THE PROBLEM: Copy out every line containing the word "Positive".

[Dataset entries]
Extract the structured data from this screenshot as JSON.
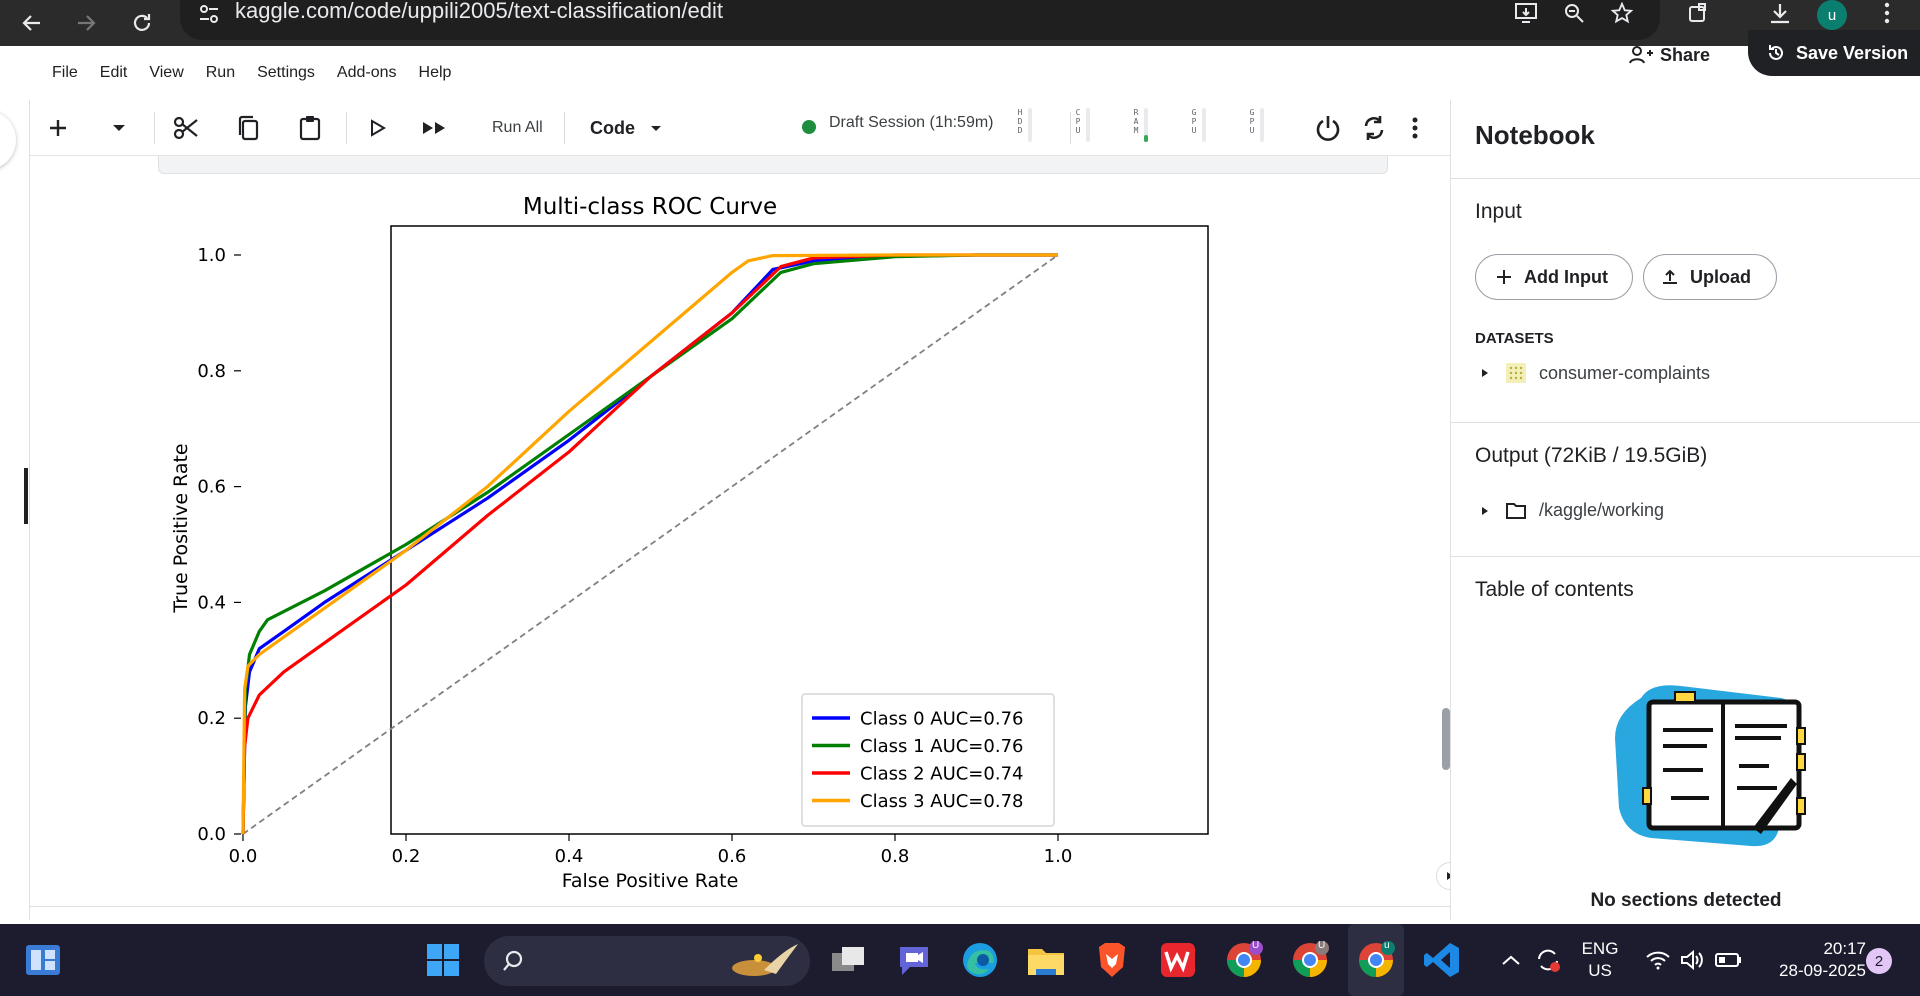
{
  "browser": {
    "url": "kaggle.com/code/uppili2005/text-classification/edit",
    "avatar_letter": "u"
  },
  "menu": {
    "items": [
      "File",
      "Edit",
      "View",
      "Run",
      "Settings",
      "Add-ons",
      "Help"
    ],
    "share_label": "Share",
    "save_version_label": "Save Version"
  },
  "toolbar": {
    "run_all_label": "Run All",
    "cell_type": "Code",
    "session_status": "Draft Session (1h:59m)",
    "meters": [
      {
        "label": "HDD",
        "level": 0.0
      },
      {
        "label": "CPU",
        "level": 0.0
      },
      {
        "label": "RAM",
        "level": 0.2
      },
      {
        "label": "GPU",
        "level": 0.0
      },
      {
        "label": "GPU",
        "level": 0.0
      }
    ],
    "accent_color": "#1e8e3e"
  },
  "chart_data": {
    "type": "line",
    "title": "Multi-class ROC Curve",
    "xlabel": "False Positive Rate",
    "ylabel": "True Positive Rate",
    "xlim": [
      0.0,
      1.0
    ],
    "ylim": [
      0.0,
      1.0
    ],
    "xticks": [
      "0.0",
      "0.2",
      "0.4",
      "0.6",
      "0.8",
      "1.0"
    ],
    "yticks": [
      "0.0",
      "0.2",
      "0.4",
      "0.6",
      "0.8",
      "1.0"
    ],
    "grid": false,
    "legend_position": "lower-right",
    "series": [
      {
        "name": "Class 0 AUC=0.76",
        "color": "#0000ff",
        "x": [
          0,
          0.003,
          0.008,
          0.02,
          0.05,
          0.1,
          0.2,
          0.3,
          0.4,
          0.5,
          0.6,
          0.65,
          0.7,
          0.8,
          0.9,
          1.0
        ],
        "y": [
          0,
          0.22,
          0.28,
          0.32,
          0.35,
          0.4,
          0.49,
          0.58,
          0.68,
          0.79,
          0.9,
          0.975,
          0.99,
          0.998,
          1.0,
          1.0
        ]
      },
      {
        "name": "Class 1 AUC=0.76",
        "color": "#008000",
        "x": [
          0,
          0.003,
          0.008,
          0.02,
          0.03,
          0.1,
          0.2,
          0.3,
          0.4,
          0.5,
          0.6,
          0.66,
          0.7,
          0.8,
          0.9,
          1.0
        ],
        "y": [
          0,
          0.25,
          0.31,
          0.35,
          0.37,
          0.42,
          0.5,
          0.59,
          0.69,
          0.79,
          0.89,
          0.97,
          0.985,
          0.997,
          1.0,
          1.0
        ]
      },
      {
        "name": "Class 2 AUC=0.74",
        "color": "#ff0000",
        "x": [
          0,
          0.002,
          0.006,
          0.02,
          0.05,
          0.1,
          0.2,
          0.3,
          0.4,
          0.5,
          0.6,
          0.66,
          0.7,
          0.8,
          0.9,
          1.0
        ],
        "y": [
          0,
          0.15,
          0.2,
          0.24,
          0.28,
          0.33,
          0.43,
          0.55,
          0.66,
          0.79,
          0.9,
          0.98,
          0.995,
          1.0,
          1.0,
          1.0
        ]
      },
      {
        "name": "Class 3 AUC=0.78",
        "color": "#ffa500",
        "x": [
          0,
          0.002,
          0.006,
          0.02,
          0.05,
          0.1,
          0.2,
          0.3,
          0.4,
          0.5,
          0.6,
          0.62,
          0.65,
          0.8,
          0.9,
          1.0
        ],
        "y": [
          0,
          0.25,
          0.29,
          0.31,
          0.34,
          0.39,
          0.49,
          0.6,
          0.73,
          0.85,
          0.97,
          0.99,
          0.999,
          1.0,
          1.0,
          1.0
        ]
      }
    ],
    "reference_line": {
      "x": [
        0,
        1
      ],
      "y": [
        0,
        1
      ],
      "color": "#808080",
      "style": "dashed"
    }
  },
  "right_panel": {
    "title": "Notebook",
    "input_heading": "Input",
    "add_input_label": "Add Input",
    "upload_label": "Upload",
    "datasets_heading": "DATASETS",
    "dataset_name": "consumer-complaints",
    "output_heading": "Output (72KiB / 19.5GiB)",
    "output_path": "/kaggle/working",
    "toc_heading": "Table of contents",
    "toc_empty": "No sections detected",
    "illustration_color": "#29a8e0"
  },
  "taskbar": {
    "search_label": "Search",
    "language_line1": "ENG",
    "language_line2": "US",
    "time": "20:17",
    "date": "28-09-2025",
    "notification_count": "2",
    "chrome_profile_letters": [
      "U",
      "U",
      "u"
    ]
  }
}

RESULT:
    "xlabel": "False Positive Rate",
    "ylabel": "True Positive Rate",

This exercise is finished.